◆ **Job**
Review the lines that follow and copy each one that contains the word "title".

[Saved entries]
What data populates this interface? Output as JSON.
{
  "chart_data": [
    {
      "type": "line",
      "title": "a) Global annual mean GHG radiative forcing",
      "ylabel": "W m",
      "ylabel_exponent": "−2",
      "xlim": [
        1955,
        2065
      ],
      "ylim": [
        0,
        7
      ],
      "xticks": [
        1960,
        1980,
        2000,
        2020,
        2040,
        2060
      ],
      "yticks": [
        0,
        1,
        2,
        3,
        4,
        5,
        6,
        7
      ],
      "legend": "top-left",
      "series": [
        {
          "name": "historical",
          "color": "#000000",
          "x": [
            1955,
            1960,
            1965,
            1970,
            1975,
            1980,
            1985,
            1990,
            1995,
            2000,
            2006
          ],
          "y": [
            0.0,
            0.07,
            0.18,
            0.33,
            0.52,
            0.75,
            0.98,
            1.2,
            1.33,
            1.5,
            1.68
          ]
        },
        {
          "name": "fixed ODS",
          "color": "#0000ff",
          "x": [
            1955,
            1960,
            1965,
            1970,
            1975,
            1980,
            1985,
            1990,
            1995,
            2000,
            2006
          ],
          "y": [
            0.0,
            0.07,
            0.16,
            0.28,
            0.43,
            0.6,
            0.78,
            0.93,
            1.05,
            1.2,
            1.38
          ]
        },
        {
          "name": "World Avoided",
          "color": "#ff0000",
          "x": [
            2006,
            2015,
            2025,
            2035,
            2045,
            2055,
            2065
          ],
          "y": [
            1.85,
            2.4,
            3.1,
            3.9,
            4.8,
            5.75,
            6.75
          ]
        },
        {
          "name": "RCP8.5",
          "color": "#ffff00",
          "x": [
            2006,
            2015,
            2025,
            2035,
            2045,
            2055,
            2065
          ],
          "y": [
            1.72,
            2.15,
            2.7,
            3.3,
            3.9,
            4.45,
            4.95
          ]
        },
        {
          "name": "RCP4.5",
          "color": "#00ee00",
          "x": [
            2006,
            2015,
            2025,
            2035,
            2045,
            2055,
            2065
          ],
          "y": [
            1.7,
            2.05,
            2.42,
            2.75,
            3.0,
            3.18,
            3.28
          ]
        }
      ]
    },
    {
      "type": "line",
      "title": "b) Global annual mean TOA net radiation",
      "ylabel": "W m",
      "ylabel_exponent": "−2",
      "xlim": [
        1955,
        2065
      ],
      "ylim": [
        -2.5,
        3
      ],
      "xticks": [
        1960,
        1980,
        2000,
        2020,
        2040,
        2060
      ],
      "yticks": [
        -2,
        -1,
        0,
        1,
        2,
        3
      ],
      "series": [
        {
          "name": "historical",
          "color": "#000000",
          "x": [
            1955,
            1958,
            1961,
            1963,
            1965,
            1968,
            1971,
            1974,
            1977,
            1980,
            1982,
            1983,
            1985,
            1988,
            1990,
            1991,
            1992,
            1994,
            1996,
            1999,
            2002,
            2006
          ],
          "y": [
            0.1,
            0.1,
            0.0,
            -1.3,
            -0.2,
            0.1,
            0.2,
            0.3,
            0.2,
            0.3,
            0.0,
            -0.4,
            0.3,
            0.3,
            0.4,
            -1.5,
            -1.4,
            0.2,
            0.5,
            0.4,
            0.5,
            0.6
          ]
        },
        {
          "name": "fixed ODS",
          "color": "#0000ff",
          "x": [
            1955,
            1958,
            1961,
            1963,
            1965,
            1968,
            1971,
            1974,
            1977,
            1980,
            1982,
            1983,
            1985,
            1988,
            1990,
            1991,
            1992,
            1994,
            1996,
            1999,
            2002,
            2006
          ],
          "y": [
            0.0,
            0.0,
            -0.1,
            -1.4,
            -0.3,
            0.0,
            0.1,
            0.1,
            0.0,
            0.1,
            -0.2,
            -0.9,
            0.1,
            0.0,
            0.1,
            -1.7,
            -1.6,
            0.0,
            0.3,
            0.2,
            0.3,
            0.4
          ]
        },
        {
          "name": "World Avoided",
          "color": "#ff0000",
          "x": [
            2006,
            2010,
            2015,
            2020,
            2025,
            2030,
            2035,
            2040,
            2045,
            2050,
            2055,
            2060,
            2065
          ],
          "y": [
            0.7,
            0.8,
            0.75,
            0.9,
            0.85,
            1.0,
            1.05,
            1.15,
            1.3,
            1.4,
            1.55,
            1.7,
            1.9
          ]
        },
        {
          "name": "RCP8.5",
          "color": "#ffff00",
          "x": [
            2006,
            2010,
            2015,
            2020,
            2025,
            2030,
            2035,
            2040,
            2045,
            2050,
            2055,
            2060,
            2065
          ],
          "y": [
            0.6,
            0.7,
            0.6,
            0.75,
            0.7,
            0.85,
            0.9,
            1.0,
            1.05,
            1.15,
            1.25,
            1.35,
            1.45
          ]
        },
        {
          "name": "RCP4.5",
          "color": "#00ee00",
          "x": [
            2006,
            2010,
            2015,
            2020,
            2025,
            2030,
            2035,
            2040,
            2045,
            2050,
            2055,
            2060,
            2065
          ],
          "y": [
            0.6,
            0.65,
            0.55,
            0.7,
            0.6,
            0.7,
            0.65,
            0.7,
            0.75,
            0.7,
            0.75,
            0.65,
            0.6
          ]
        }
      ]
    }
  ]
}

◆ **Final answer**
      "title": "a) Global annual mean GHG radiative forcing",
      "title": "b) Global annual mean TOA net radiation",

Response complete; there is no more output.